Show all lines from the data that include the word "signal".

Stored data:
┏━━
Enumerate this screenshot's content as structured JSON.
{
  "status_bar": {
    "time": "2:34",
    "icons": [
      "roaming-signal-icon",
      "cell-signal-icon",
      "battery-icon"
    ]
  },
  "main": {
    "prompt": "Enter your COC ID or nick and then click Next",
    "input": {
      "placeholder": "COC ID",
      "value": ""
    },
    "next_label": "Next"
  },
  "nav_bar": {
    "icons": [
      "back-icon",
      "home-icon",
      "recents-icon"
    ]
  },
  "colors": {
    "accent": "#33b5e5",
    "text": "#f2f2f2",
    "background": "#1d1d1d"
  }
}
┗━━
### EXPECTED OUTPUT
      "roaming-signal-icon",
      "cell-signal-icon",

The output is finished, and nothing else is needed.